# Exercise
Report each line of the records below that contains the word "Dispersion", copying every such line in full.

________

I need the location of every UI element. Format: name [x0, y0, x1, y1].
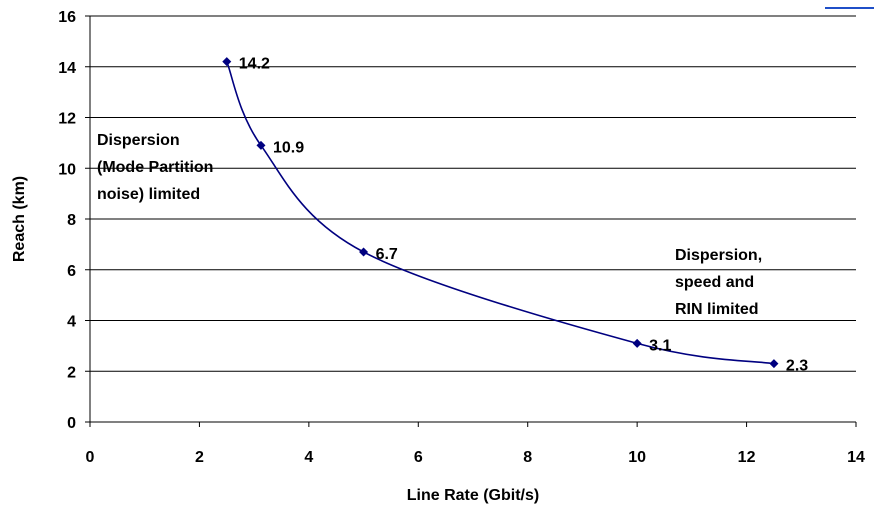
x-tick-label: 6	[414, 449, 423, 466]
y-tick-label: 4	[67, 314, 76, 331]
y-tick-label: 2	[67, 364, 76, 381]
data-label: 2.3	[786, 358, 808, 375]
y-tick-label: 6	[67, 263, 76, 280]
y-tick-label: 8	[67, 212, 76, 229]
data-label: 10.9	[273, 139, 304, 156]
data-point-marker	[769, 359, 779, 369]
y-tick-labels: 0 2 4 6 8 10 12 14 16	[58, 9, 90, 432]
grid-lines	[90, 15, 856, 372]
x-tick-label: 14	[847, 449, 865, 466]
data-point-marker	[256, 140, 266, 150]
y-axis-title: Reach (km)	[11, 176, 28, 262]
y-tick-label: 10	[58, 161, 76, 178]
annotation-line: (Mode Partition	[97, 159, 213, 176]
x-tick-label: 4	[304, 449, 313, 466]
annotation-line: Dispersion,	[675, 247, 762, 264]
data-label: 6.7	[376, 246, 398, 263]
y-tick-label: 12	[58, 111, 76, 128]
y-tick-label: 14	[58, 60, 76, 77]
annotation-line: RIN limited	[675, 301, 759, 318]
y-tick-label: 0	[67, 415, 76, 432]
annotation-line: noise) limited	[97, 186, 200, 203]
x-tick-label: 0	[86, 449, 95, 466]
y-tick-label: 16	[58, 9, 76, 26]
data-point-marker	[359, 247, 369, 257]
corner-mark	[825, 0, 874, 9]
annotation-line: speed and	[675, 274, 754, 291]
data-label: 14.2	[239, 56, 270, 73]
series-line	[226, 61, 775, 365]
x-tick-label: 2	[195, 449, 204, 466]
data-point-marker	[222, 57, 232, 67]
data-point-marker	[632, 338, 642, 348]
data-labels: 14.2 10.9 6.7 3.1 2.3	[239, 56, 808, 375]
annotations: Dispersion (Mode Partition noise) limited D…	[97, 132, 762, 318]
x-tick-label: 12	[738, 449, 756, 466]
data-label: 3.1	[649, 337, 671, 354]
annotation-line: Dispersion	[97, 132, 180, 149]
x-axis-title: Line Rate (Gbit/s)	[407, 487, 539, 504]
x-tick-labels: 0 2 4 6 8 10 12 14	[86, 422, 865, 466]
x-tick-label: 8	[523, 449, 532, 466]
data-markers	[222, 57, 779, 369]
x-tick-label: 10	[628, 449, 646, 466]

________

# Exercise answer
annotation-line: Dispersion,	[675, 247, 762, 264]
annotations: Dispersion (Mode Partition noise) limited D…	[97, 132, 762, 318]
annotation-line: Dispersion	[97, 132, 180, 149]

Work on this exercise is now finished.